What you should do:
Write out each line from the data below that includes the word "laboratory".

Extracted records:
— start —
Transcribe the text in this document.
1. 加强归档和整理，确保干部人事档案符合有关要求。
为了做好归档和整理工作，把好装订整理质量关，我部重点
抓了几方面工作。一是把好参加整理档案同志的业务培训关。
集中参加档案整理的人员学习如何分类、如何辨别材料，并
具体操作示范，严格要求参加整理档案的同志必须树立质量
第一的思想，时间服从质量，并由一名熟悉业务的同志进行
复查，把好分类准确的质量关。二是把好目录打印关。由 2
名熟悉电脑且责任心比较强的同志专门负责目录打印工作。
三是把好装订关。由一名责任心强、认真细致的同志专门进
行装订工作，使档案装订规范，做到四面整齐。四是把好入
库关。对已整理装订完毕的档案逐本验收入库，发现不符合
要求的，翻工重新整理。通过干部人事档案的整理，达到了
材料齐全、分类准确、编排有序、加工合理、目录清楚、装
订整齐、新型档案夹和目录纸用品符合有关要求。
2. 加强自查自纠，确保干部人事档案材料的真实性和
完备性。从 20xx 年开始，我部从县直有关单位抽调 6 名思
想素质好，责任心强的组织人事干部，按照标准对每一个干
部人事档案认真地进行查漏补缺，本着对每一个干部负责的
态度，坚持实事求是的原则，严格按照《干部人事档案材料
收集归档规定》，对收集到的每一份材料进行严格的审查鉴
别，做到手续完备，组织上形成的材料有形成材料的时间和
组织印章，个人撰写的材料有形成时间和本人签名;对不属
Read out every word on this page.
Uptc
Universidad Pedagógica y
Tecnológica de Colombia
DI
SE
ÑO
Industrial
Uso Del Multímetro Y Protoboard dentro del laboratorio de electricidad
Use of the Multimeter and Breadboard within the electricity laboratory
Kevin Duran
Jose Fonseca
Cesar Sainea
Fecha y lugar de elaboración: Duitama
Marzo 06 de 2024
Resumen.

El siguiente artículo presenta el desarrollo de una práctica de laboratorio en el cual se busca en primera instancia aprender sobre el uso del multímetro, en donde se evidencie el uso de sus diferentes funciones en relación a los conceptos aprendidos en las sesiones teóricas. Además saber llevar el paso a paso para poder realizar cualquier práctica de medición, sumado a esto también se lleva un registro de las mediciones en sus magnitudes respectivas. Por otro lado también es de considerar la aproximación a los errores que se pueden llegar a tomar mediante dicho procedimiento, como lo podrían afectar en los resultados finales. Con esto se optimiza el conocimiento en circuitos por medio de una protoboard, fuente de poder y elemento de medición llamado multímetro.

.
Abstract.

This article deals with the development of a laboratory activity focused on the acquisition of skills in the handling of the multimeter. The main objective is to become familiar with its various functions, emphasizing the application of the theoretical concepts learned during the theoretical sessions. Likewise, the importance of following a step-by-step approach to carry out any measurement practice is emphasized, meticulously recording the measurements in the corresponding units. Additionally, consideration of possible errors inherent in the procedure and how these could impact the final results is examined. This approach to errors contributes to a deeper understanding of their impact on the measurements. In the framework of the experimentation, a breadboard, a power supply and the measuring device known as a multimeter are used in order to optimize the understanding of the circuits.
— end —
The response:
Use of the Multimeter and Breadboard within the electricity laboratory
This article deals with the development of a laboratory activity focused on the acquisition of skills in the handling of the multimeter. The main objective is to become familiar with its various functions, emphasizing the application of the theoretical concepts learned during the theoretical sessions. Likewise, the importance of following a step-by-step approach to carry out any measurement practice is emphasized, meticulously recording the measurements in the corresponding units. Additionally, consideration of possible errors inherent in the procedure and how these could impact the final results is examined. This approach to errors contributes to a deeper understanding of their impact on the measurements. In the framework of the experimentation, a breadboard, a power supply and the measuring device known as a multimeter are used in order to optimize the understanding of the circuits.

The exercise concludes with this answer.